::: Dataset excerpts

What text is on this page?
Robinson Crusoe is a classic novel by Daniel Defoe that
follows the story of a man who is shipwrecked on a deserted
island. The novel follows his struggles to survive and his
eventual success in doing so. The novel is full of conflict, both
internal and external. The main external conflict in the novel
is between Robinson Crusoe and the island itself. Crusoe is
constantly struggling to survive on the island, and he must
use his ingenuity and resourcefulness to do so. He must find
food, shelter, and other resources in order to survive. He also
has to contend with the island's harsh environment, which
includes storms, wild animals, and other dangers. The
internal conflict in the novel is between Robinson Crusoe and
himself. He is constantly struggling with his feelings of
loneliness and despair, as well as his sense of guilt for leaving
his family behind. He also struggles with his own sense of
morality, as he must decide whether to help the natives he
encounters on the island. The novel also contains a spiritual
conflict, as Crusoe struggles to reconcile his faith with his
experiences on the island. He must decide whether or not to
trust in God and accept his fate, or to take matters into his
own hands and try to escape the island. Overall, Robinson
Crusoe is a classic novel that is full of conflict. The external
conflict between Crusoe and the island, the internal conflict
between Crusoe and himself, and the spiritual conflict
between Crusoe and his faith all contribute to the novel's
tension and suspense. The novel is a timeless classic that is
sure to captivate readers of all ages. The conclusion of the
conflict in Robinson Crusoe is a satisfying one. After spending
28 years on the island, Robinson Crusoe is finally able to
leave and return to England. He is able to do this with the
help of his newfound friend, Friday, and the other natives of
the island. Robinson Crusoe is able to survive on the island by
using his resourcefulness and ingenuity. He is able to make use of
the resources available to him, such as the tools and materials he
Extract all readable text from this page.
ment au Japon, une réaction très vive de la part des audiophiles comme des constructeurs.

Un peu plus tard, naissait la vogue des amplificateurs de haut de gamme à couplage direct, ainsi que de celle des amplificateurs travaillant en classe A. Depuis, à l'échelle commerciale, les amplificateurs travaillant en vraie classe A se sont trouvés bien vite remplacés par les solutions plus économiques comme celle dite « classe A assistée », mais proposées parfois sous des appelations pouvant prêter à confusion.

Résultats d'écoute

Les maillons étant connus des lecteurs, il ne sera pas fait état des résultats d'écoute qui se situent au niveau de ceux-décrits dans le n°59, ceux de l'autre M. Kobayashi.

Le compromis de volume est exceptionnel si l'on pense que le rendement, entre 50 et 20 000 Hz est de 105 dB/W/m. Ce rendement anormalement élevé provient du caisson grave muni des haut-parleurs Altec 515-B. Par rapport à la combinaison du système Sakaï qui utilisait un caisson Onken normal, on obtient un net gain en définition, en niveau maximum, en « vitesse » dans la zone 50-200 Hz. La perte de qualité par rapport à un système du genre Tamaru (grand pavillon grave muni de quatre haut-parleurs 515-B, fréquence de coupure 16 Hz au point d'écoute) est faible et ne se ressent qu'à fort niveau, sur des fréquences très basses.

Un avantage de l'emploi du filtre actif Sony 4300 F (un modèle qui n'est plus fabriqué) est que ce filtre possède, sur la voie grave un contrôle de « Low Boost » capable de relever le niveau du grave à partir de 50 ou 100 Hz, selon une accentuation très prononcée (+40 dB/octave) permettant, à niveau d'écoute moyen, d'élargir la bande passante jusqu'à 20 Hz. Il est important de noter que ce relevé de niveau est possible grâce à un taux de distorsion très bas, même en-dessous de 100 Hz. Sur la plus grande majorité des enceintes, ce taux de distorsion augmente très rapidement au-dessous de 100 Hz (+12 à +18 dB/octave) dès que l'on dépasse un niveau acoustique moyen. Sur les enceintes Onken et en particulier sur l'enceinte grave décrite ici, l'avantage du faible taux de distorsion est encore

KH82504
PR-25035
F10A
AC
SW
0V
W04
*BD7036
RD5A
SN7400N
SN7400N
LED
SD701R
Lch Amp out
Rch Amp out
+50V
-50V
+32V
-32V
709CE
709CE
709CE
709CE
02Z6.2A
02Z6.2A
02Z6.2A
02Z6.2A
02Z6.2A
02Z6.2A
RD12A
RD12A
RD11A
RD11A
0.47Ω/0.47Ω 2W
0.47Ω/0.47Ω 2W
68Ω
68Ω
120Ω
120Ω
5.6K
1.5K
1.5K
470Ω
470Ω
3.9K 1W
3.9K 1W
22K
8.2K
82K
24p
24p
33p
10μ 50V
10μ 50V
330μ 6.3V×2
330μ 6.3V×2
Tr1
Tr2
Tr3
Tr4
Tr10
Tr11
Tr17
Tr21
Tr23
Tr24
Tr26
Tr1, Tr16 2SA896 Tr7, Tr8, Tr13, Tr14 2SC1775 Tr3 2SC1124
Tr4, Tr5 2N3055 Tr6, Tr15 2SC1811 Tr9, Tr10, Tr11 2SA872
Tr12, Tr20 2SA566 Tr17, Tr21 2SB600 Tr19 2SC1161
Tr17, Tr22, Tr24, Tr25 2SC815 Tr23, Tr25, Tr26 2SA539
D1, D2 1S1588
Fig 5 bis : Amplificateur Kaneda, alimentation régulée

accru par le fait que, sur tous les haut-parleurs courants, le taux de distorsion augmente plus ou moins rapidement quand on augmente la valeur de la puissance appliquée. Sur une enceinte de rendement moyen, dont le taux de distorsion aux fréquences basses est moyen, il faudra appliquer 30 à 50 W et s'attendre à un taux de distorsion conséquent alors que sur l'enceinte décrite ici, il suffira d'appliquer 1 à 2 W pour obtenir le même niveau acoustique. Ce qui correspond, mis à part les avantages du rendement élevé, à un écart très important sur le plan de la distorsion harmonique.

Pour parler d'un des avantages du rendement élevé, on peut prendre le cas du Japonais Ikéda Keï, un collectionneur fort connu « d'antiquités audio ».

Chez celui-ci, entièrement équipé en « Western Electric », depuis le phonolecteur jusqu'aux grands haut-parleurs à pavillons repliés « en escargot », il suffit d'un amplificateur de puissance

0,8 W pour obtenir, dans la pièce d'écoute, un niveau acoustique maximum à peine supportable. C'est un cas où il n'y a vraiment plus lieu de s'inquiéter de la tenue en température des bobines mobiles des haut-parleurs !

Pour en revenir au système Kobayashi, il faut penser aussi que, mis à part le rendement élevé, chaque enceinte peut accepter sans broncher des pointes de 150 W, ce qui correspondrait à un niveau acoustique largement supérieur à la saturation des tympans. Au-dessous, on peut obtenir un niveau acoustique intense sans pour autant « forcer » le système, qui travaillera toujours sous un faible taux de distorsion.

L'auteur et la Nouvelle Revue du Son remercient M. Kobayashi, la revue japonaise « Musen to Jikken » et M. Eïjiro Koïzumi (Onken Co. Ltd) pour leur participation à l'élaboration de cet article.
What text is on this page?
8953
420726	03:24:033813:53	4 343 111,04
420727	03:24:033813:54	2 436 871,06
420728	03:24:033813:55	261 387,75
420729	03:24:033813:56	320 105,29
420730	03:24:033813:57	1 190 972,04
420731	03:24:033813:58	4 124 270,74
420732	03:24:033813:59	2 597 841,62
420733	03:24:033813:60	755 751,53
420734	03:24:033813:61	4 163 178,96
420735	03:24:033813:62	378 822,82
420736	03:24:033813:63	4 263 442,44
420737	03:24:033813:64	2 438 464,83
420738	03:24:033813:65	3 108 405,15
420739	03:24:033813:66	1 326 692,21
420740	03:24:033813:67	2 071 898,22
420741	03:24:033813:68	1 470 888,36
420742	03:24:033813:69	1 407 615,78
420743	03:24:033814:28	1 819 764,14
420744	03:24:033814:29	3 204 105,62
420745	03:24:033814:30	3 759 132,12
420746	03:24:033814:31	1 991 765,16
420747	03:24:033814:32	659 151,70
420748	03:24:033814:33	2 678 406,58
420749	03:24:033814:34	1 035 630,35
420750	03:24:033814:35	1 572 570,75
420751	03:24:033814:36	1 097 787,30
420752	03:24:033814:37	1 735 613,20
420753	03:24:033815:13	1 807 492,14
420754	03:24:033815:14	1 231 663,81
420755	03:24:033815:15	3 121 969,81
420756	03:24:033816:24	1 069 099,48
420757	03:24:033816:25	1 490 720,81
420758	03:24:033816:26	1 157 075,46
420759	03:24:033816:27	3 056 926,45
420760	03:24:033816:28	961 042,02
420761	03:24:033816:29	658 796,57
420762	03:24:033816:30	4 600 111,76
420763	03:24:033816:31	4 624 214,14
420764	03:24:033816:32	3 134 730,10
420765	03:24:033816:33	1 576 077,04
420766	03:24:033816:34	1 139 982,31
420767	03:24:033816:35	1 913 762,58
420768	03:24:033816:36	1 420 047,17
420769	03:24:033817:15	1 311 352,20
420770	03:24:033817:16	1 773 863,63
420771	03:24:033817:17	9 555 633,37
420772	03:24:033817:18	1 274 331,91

::::::

Search the data for "Robinson". Copy every matching line.

* [Output below]:
Robinson Crusoe is a classic novel by Daniel Defoe that
is between Robinson Crusoe and the island itself. Crusoe is
internal conflict in the novel is between Robinson Crusoe and
own hands and try to escape the island. Overall, Robinson
conflict in Robinson Crusoe is a satisfying one. After spending
28 years on the island, Robinson Crusoe is finally able to
the island. Robinson Crusoe is able to survive on the island by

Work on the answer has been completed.